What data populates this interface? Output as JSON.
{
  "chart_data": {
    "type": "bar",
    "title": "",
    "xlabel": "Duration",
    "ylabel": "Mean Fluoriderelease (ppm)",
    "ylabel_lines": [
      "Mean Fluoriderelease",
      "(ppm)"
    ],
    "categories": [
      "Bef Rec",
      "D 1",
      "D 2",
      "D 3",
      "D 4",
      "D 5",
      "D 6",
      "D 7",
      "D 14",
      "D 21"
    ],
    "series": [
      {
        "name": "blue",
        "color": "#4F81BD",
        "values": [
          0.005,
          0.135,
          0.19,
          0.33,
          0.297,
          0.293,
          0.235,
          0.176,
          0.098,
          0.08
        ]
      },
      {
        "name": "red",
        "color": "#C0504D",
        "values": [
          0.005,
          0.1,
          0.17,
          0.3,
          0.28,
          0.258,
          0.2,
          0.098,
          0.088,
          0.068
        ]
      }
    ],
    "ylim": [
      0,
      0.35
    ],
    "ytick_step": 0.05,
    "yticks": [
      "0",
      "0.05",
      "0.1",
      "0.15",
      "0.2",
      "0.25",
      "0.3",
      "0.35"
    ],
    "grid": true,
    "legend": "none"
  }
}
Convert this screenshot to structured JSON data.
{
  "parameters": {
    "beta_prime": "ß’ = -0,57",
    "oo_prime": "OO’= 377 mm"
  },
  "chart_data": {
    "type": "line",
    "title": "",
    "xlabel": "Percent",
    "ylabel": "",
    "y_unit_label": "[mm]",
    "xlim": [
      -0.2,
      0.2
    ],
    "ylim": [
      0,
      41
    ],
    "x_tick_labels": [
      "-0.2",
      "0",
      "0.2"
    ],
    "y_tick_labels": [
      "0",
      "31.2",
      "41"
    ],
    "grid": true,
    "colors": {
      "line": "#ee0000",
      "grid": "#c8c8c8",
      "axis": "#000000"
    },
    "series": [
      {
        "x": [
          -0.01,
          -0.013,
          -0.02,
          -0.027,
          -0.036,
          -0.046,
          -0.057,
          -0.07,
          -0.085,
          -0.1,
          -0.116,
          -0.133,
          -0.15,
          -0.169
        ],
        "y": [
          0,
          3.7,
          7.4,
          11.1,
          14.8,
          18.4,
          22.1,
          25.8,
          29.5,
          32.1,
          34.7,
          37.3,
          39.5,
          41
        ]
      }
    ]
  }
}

→ **SHORT TASK**: Reproduce the entries above in full by retyping them exactly.

→ **TASK OUTPUT**:
What data populates this interface? Output as JSON.
{
  "chart_data": {
    "type": "bar",
    "title": "",
    "xlabel": "Duration",
    "ylabel": "Mean Fluoriderelease (ppm)",
    "ylabel_lines": [
      "Mean Fluoriderelease",
      "(ppm)"
    ],
    "categories": [
      "Bef Rec",
      "D 1",
      "D 2",
      "D 3",
      "D 4",
      "D 5",
      "D 6",
      "D 7",
      "D 14",
      "D 21"
    ],
    "series": [
      {
        "name": "blue",
        "color": "#4F81BD",
        "values": [
          0.005,
          0.135,
          0.19,
          0.33,
          0.297,
          0.293,
          0.235,
          0.176,
          0.098,
          0.08
        ]
      },
      {
        "name": "red",
        "color": "#C0504D",
        "values": [
          0.005,
          0.1,
          0.17,
          0.3,
          0.28,
          0.258,
          0.2,
          0.098,
          0.088,
          0.068
        ]
      }
    ],
    "ylim": [
      0,
      0.35
    ],
    "ytick_step": 0.05,
    "yticks": [
      "0",
      "0.05",
      "0.1",
      "0.15",
      "0.2",
      "0.25",
      "0.3",
      "0.35"
    ],
    "grid": true,
    "legend": "none"
  }
}
Convert this screenshot to structured JSON data.
{
  "parameters": {
    "beta_prime": "ß’ = -0,57",
    "oo_prime": "OO’= 377 mm"
  },
  "chart_data": {
    "type": "line",
    "title": "",
    "xlabel": "Percent",
    "ylabel": "",
    "y_unit_label": "[mm]",
    "xlim": [
      -0.2,
      0.2
    ],
    "ylim": [
      0,
      41
    ],
    "x_tick_labels": [
      "-0.2",
      "0",
      "0.2"
    ],
    "y_tick_labels": [
      "0",
      "31.2",
      "41"
    ],
    "grid": true,
    "colors": {
      "line": "#ee0000",
      "grid": "#c8c8c8",
      "axis": "#000000"
    },
    "series": [
      {
        "x": [
          -0.01,
          -0.013,
          -0.02,
          -0.027,
          -0.036,
          -0.046,
          -0.057,
          -0.07,
          -0.085,
          -0.1,
          -0.116,
          -0.133,
          -0.15,
          -0.169
        ],
        "y": [
          0,
          3.7,
          7.4,
          11.1,
          14.8,
          18.4,
          22.1,
          25.8,
          29.5,
          32.1,
          34.7,
          37.3,
          39.5,
          41
        ]
      }
    ]
  }
}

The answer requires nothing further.